▸ Written request: Every entry below should be repeated exactly; the pictures should not.

* begin Data for the task *

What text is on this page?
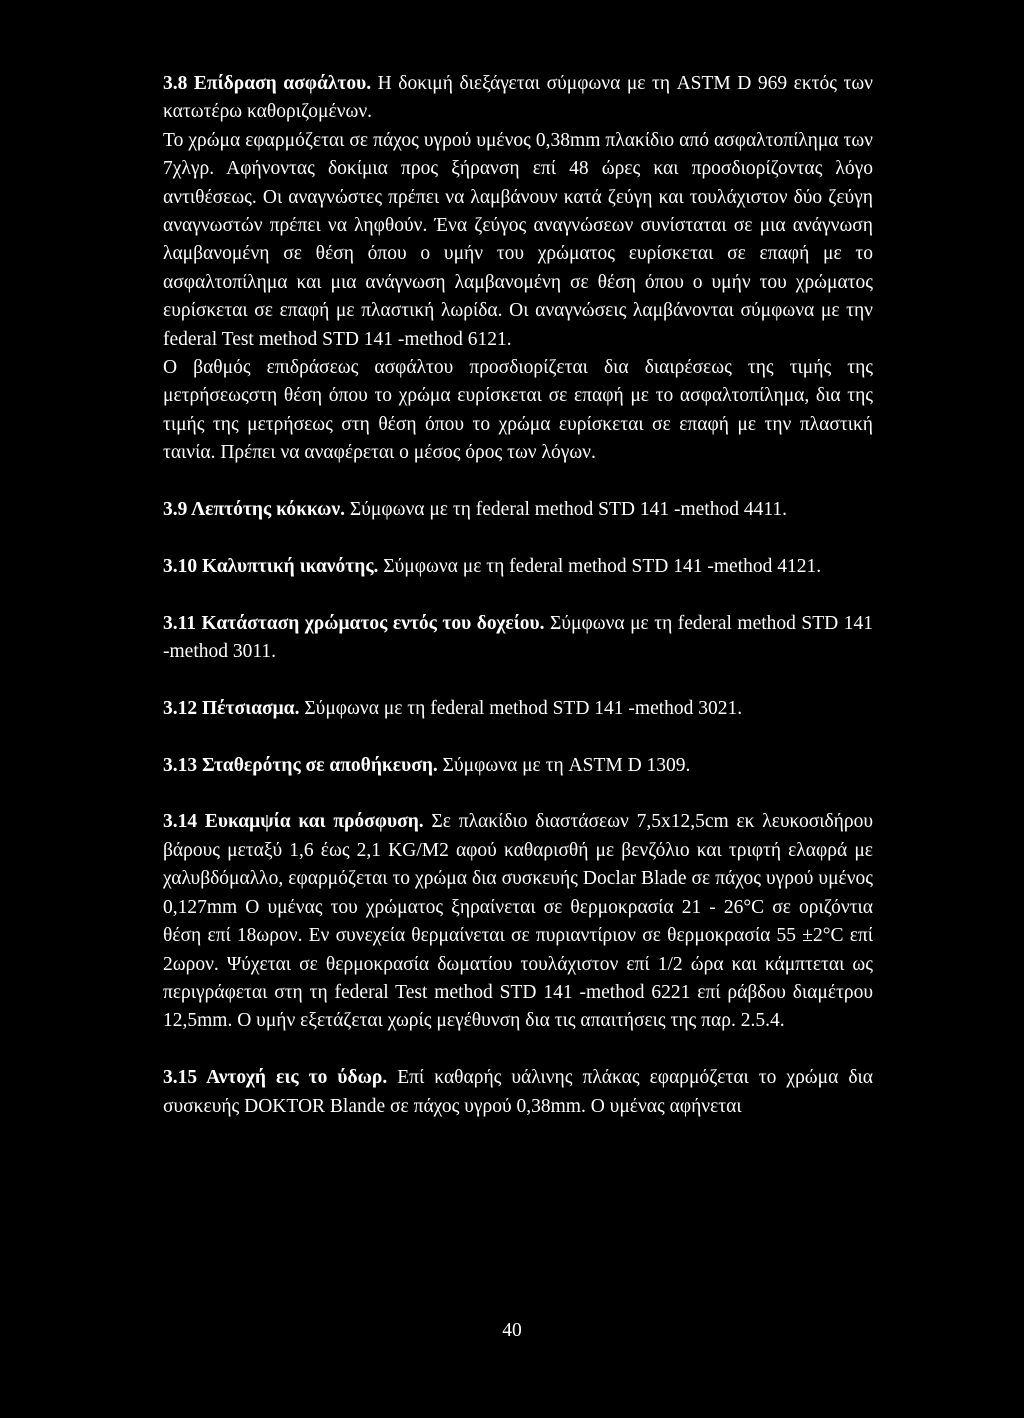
3.8 Επίδραση ασφάλτου. Η δοκιμή διεξάγεται σύμφωνα με τη ASTM D 969 εκτός των κατωτέρω καθοριζομένων.

Το χρώμα εφαρμόζεται σε πάχος υγρού υμένος 0,38mm πλακίδιο από ασφαλτοπίλημα των 7χλγρ. Αφήνοντας δοκίμια προς ξήρανση επί 48 ώρες και προσδιορίζοντας λόγο αντιθέσεως. Οι αναγνώστες πρέπει να λαμβάνουν κατά ζεύγη και τουλάχιστον δύο ζεύγη αναγνωστών πρέπει να ληφθούν. Ένα ζεύγος αναγνώσεων συνίσταται σε μια ανάγνωση λαμβανομένη σε θέση όπου ο υμήν του χρώματος ευρίσκεται σε επαφή με το ασφαλτοπίλημα και μια ανάγνωση λαμβανομένη σε θέση όπου ο υμήν του χρώματος ευρίσκεται σε επαφή με πλαστική λωρίδα. Οι αναγνώσεις λαμβάνονται σύμφωνα με την federal Test method STD 141 -method 6121.

Ο βαθμός επιδράσεως ασφάλτου προσδιορίζεται δια διαιρέσεως της τιμής της μετρήσεωςστη θέση όπου το χρώμα ευρίσκεται σε επαφή με το ασφαλτοπίλημα, δια της τιμής της μετρήσεως στη θέση όπου το χρώμα ευρίσκεται σε επαφή με την πλαστική ταινία. Πρέπει να αναφέρεται ο μέσος όρος των λόγων.

3.9 Λεπτότης κόκκων. Σύμφωνα με τη federal method STD 141 -method 4411.

3.10 Καλυπτική ικανότης. Σύμφωνα με τη federal method STD 141 -method 4121.

3.11 Κατάσταση χρώματος εντός του δοχείου. Σύμφωνα με τη federal method STD 141 -method 3011.

3.12 Πέτσιασμα. Σύμφωνα με τη federal method STD 141 -method 3021.

3.13 Σταθερότης σε αποθήκευση. Σύμφωνα με τη ASTM D 1309.

3.14 Ευκαμψία και πρόσφυση. Σε πλακίδιο διαστάσεων 7,5x12,5cm εκ λευκοσιδήρου βάρους μεταξύ 1,6 έως 2,1 KG/M2 αφού καθαρισθή με βενζόλιο και τριφτή ελαφρά με χαλυβδόμαλλο, εφαρμόζεται το χρώμα δια συσκευής Doclar Blade σε πάχος υγρού υμένος 0,127mm Ο υμένας του χρώματος ξηραίνεται σε θερμοκρασία 21 - 26°C σε οριζόντια θέση επί 18ωρον. Εν συνεχεία θερμαίνεται σε πυριαντίριον σε θερμοκρασία 55 ±2°C επί 2ωρον. Ψύχεται σε θερμοκρασία δωματίου τουλάχιστον επί 1/2 ώρα και κάμπτεται ως περιγράφεται στη τη federal Test method STD 141 -method 6221 επί ράβδου διαμέτρου 12,5mm. Ο υμήν εξετάζεται χωρίς μεγέθυνση δια τις απαιτήσεις της παρ. 2.5.4.

3.15 Αντοχή εις το ύδωρ. Επί καθαρής υάλινης πλάκας εφαρμόζεται το χρώμα δια συσκευής DOKTOR Blande σε πάχος υγρού 0,38mm. Ο υμένας αφήνεται

40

* end Data for the task *

▸ The result:
What text is on this page?
3.8 Επίδραση ασφάλτου. Η δοκιμή διεξάγεται σύμφωνα με τη ASTM D 969 εκτός των κατωτέρω καθοριζομένων.

Το χρώμα εφαρμόζεται σε πάχος υγρού υμένος 0,38mm πλακίδιο από ασφαλτοπίλημα των 7χλγρ. Αφήνοντας δοκίμια προς ξήρανση επί 48 ώρες και προσδιορίζοντας λόγο αντιθέσεως. Οι αναγνώστες πρέπει να λαμβάνουν κατά ζεύγη και τουλάχιστον δύο ζεύγη αναγνωστών πρέπει να ληφθούν. Ένα ζεύγος αναγνώσεων συνίσταται σε μια ανάγνωση λαμβανομένη σε θέση όπου ο υμήν του χρώματος ευρίσκεται σε επαφή με το ασφαλτοπίλημα και μια ανάγνωση λαμβανομένη σε θέση όπου ο υμήν του χρώματος ευρίσκεται σε επαφή με πλαστική λωρίδα. Οι αναγνώσεις λαμβάνονται σύμφωνα με την federal Test method STD 141 -method 6121.

Ο βαθμός επιδράσεως ασφάλτου προσδιορίζεται δια διαιρέσεως της τιμής της μετρήσεωςστη θέση όπου το χρώμα ευρίσκεται σε επαφή με το ασφαλτοπίλημα, δια της τιμής της μετρήσεως στη θέση όπου το χρώμα ευρίσκεται σε επαφή με την πλαστική ταινία. Πρέπει να αναφέρεται ο μέσος όρος των λόγων.

3.9 Λεπτότης κόκκων. Σύμφωνα με τη federal method STD 141 -method 4411.

3.10 Καλυπτική ικανότης. Σύμφωνα με τη federal method STD 141 -method 4121.

3.11 Κατάσταση χρώματος εντός του δοχείου. Σύμφωνα με τη federal method STD 141 -method 3011.

3.12 Πέτσιασμα. Σύμφωνα με τη federal method STD 141 -method 3021.

3.13 Σταθερότης σε αποθήκευση. Σύμφωνα με τη ASTM D 1309.

3.14 Ευκαμψία και πρόσφυση. Σε πλακίδιο διαστάσεων 7,5x12,5cm εκ λευκοσιδήρου βάρους μεταξύ 1,6 έως 2,1 KG/M2 αφού καθαρισθή με βενζόλιο και τριφτή ελαφρά με χαλυβδόμαλλο, εφαρμόζεται το χρώμα δια συσκευής Doclar Blade σε πάχος υγρού υμένος 0,127mm Ο υμένας του χρώματος ξηραίνεται σε θερμοκρασία 21 - 26°C σε οριζόντια θέση επί 18ωρον. Εν συνεχεία θερμαίνεται σε πυριαντίριον σε θερμοκρασία 55 ±2°C επί 2ωρον. Ψύχεται σε θερμοκρασία δωματίου τουλάχιστον επί 1/2 ώρα και κάμπτεται ως περιγράφεται στη τη federal Test method STD 141 -method 6221 επί ράβδου διαμέτρου 12,5mm. Ο υμήν εξετάζεται χωρίς μεγέθυνση δια τις απαιτήσεις της παρ. 2.5.4.

3.15 Αντοχή εις το ύδωρ. Επί καθαρής υάλινης πλάκας εφαρμόζεται το χρώμα δια συσκευής DOKTOR Blande σε πάχος υγρού 0,38mm. Ο υμένας αφήνεται

40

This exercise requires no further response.